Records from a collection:
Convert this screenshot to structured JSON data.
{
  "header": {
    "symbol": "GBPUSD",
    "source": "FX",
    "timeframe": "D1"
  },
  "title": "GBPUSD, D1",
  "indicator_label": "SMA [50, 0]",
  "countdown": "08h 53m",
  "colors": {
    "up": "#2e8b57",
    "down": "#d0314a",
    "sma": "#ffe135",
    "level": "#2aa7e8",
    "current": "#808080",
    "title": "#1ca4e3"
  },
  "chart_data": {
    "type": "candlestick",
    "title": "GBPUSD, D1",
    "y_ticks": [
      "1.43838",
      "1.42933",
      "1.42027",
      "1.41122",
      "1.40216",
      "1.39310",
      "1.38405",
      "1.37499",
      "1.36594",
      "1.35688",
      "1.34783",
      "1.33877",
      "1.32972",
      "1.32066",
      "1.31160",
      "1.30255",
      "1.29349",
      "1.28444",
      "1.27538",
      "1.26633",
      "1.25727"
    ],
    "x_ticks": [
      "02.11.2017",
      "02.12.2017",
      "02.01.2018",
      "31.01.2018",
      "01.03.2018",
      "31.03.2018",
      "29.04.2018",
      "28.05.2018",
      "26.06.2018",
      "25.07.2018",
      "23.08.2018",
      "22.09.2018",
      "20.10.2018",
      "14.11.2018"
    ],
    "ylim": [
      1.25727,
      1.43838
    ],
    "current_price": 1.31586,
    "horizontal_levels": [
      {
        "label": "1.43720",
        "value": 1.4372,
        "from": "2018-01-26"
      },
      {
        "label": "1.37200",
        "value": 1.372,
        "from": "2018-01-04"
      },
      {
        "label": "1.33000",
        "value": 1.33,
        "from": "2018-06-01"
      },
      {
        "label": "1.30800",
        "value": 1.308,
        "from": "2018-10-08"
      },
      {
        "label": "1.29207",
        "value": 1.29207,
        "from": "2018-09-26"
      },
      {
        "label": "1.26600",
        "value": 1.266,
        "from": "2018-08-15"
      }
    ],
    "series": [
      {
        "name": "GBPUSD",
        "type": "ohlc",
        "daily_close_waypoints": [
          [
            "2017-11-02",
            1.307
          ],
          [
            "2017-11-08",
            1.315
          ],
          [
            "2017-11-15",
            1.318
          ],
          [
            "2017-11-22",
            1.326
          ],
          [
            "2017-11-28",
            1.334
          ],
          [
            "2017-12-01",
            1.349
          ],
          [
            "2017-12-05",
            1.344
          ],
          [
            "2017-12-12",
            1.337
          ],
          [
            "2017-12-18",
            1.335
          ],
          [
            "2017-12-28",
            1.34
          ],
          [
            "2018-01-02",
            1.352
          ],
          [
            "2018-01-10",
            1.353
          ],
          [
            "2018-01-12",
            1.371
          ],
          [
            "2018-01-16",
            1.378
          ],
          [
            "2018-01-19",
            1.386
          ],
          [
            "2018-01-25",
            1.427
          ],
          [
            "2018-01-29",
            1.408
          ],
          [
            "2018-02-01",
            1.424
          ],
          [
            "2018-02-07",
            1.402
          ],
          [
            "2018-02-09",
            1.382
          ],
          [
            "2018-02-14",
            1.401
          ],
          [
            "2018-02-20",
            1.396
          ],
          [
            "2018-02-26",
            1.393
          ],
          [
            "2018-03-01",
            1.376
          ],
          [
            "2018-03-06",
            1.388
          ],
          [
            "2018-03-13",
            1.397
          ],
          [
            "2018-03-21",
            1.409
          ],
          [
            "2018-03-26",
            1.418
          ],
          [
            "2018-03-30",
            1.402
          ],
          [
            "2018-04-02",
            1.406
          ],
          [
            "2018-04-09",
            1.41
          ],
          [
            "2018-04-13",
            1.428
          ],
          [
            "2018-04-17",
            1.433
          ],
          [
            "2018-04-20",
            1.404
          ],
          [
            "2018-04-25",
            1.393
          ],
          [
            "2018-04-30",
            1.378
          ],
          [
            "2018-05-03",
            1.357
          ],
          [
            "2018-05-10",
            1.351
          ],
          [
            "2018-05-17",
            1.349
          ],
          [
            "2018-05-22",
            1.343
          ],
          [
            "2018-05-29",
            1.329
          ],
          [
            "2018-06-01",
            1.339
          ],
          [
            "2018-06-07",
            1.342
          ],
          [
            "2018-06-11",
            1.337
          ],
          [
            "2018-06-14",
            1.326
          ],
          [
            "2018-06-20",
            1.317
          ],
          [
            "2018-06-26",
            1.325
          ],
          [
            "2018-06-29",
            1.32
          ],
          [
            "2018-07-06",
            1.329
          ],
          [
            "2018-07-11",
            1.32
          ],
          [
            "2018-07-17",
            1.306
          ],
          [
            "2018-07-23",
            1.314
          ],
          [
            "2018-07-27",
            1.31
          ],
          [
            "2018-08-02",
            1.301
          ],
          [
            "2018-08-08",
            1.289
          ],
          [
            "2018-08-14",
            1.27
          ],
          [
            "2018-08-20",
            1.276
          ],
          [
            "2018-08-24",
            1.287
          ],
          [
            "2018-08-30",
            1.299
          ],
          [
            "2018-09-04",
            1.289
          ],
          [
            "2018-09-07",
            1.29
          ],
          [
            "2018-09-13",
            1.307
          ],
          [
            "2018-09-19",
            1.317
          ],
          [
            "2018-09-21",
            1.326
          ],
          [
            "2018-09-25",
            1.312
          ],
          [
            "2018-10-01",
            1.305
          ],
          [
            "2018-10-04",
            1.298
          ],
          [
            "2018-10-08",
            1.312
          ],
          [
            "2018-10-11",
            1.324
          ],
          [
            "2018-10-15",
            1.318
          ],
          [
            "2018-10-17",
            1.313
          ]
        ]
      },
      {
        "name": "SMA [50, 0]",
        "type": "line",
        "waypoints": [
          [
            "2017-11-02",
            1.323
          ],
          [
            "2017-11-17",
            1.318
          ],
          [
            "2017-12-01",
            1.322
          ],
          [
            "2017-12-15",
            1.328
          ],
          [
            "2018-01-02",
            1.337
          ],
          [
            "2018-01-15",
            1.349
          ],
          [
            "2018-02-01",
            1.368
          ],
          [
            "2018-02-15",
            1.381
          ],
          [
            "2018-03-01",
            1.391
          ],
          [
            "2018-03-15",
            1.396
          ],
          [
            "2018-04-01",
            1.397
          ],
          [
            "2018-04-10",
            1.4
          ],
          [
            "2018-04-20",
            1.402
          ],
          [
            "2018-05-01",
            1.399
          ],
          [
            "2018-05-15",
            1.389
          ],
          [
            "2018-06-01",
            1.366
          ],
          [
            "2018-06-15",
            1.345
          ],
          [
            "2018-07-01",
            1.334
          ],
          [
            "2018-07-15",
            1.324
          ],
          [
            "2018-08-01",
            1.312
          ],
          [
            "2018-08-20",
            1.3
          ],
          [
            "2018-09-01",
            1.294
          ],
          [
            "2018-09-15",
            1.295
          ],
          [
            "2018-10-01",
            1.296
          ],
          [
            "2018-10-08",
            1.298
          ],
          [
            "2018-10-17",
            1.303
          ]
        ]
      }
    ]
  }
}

Given task:
Transcribe every entry verbatim.

Solution to this problem:
Convert this screenshot to structured JSON data.
{
  "header": {
    "symbol": "GBPUSD",
    "source": "FX",
    "timeframe": "D1"
  },
  "title": "GBPUSD, D1",
  "indicator_label": "SMA [50, 0]",
  "countdown": "08h 53m",
  "colors": {
    "up": "#2e8b57",
    "down": "#d0314a",
    "sma": "#ffe135",
    "level": "#2aa7e8",
    "current": "#808080",
    "title": "#1ca4e3"
  },
  "chart_data": {
    "type": "candlestick",
    "title": "GBPUSD, D1",
    "y_ticks": [
      "1.43838",
      "1.42933",
      "1.42027",
      "1.41122",
      "1.40216",
      "1.39310",
      "1.38405",
      "1.37499",
      "1.36594",
      "1.35688",
      "1.34783",
      "1.33877",
      "1.32972",
      "1.32066",
      "1.31160",
      "1.30255",
      "1.29349",
      "1.28444",
      "1.27538",
      "1.26633",
      "1.25727"
    ],
    "x_ticks": [
      "02.11.2017",
      "02.12.2017",
      "02.01.2018",
      "31.01.2018",
      "01.03.2018",
      "31.03.2018",
      "29.04.2018",
      "28.05.2018",
      "26.06.2018",
      "25.07.2018",
      "23.08.2018",
      "22.09.2018",
      "20.10.2018",
      "14.11.2018"
    ],
    "ylim": [
      1.25727,
      1.43838
    ],
    "current_price": 1.31586,
    "horizontal_levels": [
      {
        "label": "1.43720",
        "value": 1.4372,
        "from": "2018-01-26"
      },
      {
        "label": "1.37200",
        "value": 1.372,
        "from": "2018-01-04"
      },
      {
        "label": "1.33000",
        "value": 1.33,
        "from": "2018-06-01"
      },
      {
        "label": "1.30800",
        "value": 1.308,
        "from": "2018-10-08"
      },
      {
        "label": "1.29207",
        "value": 1.29207,
        "from": "2018-09-26"
      },
      {
        "label": "1.26600",
        "value": 1.266,
        "from": "2018-08-15"
      }
    ],
    "series": [
      {
        "name": "GBPUSD",
        "type": "ohlc",
        "daily_close_waypoints": [
          [
            "2017-11-02",
            1.307
          ],
          [
            "2017-11-08",
            1.315
          ],
          [
            "2017-11-15",
            1.318
          ],
          [
            "2017-11-22",
            1.326
          ],
          [
            "2017-11-28",
            1.334
          ],
          [
            "2017-12-01",
            1.349
          ],
          [
            "2017-12-05",
            1.344
          ],
          [
            "2017-12-12",
            1.337
          ],
          [
            "2017-12-18",
            1.335
          ],
          [
            "2017-12-28",
            1.34
          ],
          [
            "2018-01-02",
            1.352
          ],
          [
            "2018-01-10",
            1.353
          ],
          [
            "2018-01-12",
            1.371
          ],
          [
            "2018-01-16",
            1.378
          ],
          [
            "2018-01-19",
            1.386
          ],
          [
            "2018-01-25",
            1.427
          ],
          [
            "2018-01-29",
            1.408
          ],
          [
            "2018-02-01",
            1.424
          ],
          [
            "2018-02-07",
            1.402
          ],
          [
            "2018-02-09",
            1.382
          ],
          [
            "2018-02-14",
            1.401
          ],
          [
            "2018-02-20",
            1.396
          ],
          [
            "2018-02-26",
            1.393
          ],
          [
            "2018-03-01",
            1.376
          ],
          [
            "2018-03-06",
            1.388
          ],
          [
            "2018-03-13",
            1.397
          ],
          [
            "2018-03-21",
            1.409
          ],
          [
            "2018-03-26",
            1.418
          ],
          [
            "2018-03-30",
            1.402
          ],
          [
            "2018-04-02",
            1.406
          ],
          [
            "2018-04-09",
            1.41
          ],
          [
            "2018-04-13",
            1.428
          ],
          [
            "2018-04-17",
            1.433
          ],
          [
            "2018-04-20",
            1.404
          ],
          [
            "2018-04-25",
            1.393
          ],
          [
            "2018-04-30",
            1.378
          ],
          [
            "2018-05-03",
            1.357
          ],
          [
            "2018-05-10",
            1.351
          ],
          [
            "2018-05-17",
            1.349
          ],
          [
            "2018-05-22",
            1.343
          ],
          [
            "2018-05-29",
            1.329
          ],
          [
            "2018-06-01",
            1.339
          ],
          [
            "2018-06-07",
            1.342
          ],
          [
            "2018-06-11",
            1.337
          ],
          [
            "2018-06-14",
            1.326
          ],
          [
            "2018-06-20",
            1.317
          ],
          [
            "2018-06-26",
            1.325
          ],
          [
            "2018-06-29",
            1.32
          ],
          [
            "2018-07-06",
            1.329
          ],
          [
            "2018-07-11",
            1.32
          ],
          [
            "2018-07-17",
            1.306
          ],
          [
            "2018-07-23",
            1.314
          ],
          [
            "2018-07-27",
            1.31
          ],
          [
            "2018-08-02",
            1.301
          ],
          [
            "2018-08-08",
            1.289
          ],
          [
            "2018-08-14",
            1.27
          ],
          [
            "2018-08-20",
            1.276
          ],
          [
            "2018-08-24",
            1.287
          ],
          [
            "2018-08-30",
            1.299
          ],
          [
            "2018-09-04",
            1.289
          ],
          [
            "2018-09-07",
            1.29
          ],
          [
            "2018-09-13",
            1.307
          ],
          [
            "2018-09-19",
            1.317
          ],
          [
            "2018-09-21",
            1.326
          ],
          [
            "2018-09-25",
            1.312
          ],
          [
            "2018-10-01",
            1.305
          ],
          [
            "2018-10-04",
            1.298
          ],
          [
            "2018-10-08",
            1.312
          ],
          [
            "2018-10-11",
            1.324
          ],
          [
            "2018-10-15",
            1.318
          ],
          [
            "2018-10-17",
            1.313
          ]
        ]
      },
      {
        "name": "SMA [50, 0]",
        "type": "line",
        "waypoints": [
          [
            "2017-11-02",
            1.323
          ],
          [
            "2017-11-17",
            1.318
          ],
          [
            "2017-12-01",
            1.322
          ],
          [
            "2017-12-15",
            1.328
          ],
          [
            "2018-01-02",
            1.337
          ],
          [
            "2018-01-15",
            1.349
          ],
          [
            "2018-02-01",
            1.368
          ],
          [
            "2018-02-15",
            1.381
          ],
          [
            "2018-03-01",
            1.391
          ],
          [
            "2018-03-15",
            1.396
          ],
          [
            "2018-04-01",
            1.397
          ],
          [
            "2018-04-10",
            1.4
          ],
          [
            "2018-04-20",
            1.402
          ],
          [
            "2018-05-01",
            1.399
          ],
          [
            "2018-05-15",
            1.389
          ],
          [
            "2018-06-01",
            1.366
          ],
          [
            "2018-06-15",
            1.345
          ],
          [
            "2018-07-01",
            1.334
          ],
          [
            "2018-07-15",
            1.324
          ],
          [
            "2018-08-01",
            1.312
          ],
          [
            "2018-08-20",
            1.3
          ],
          [
            "2018-09-01",
            1.294
          ],
          [
            "2018-09-15",
            1.295
          ],
          [
            "2018-10-01",
            1.296
          ],
          [
            "2018-10-08",
            1.298
          ],
          [
            "2018-10-17",
            1.303
          ]
        ]
      }
    ]
  }
}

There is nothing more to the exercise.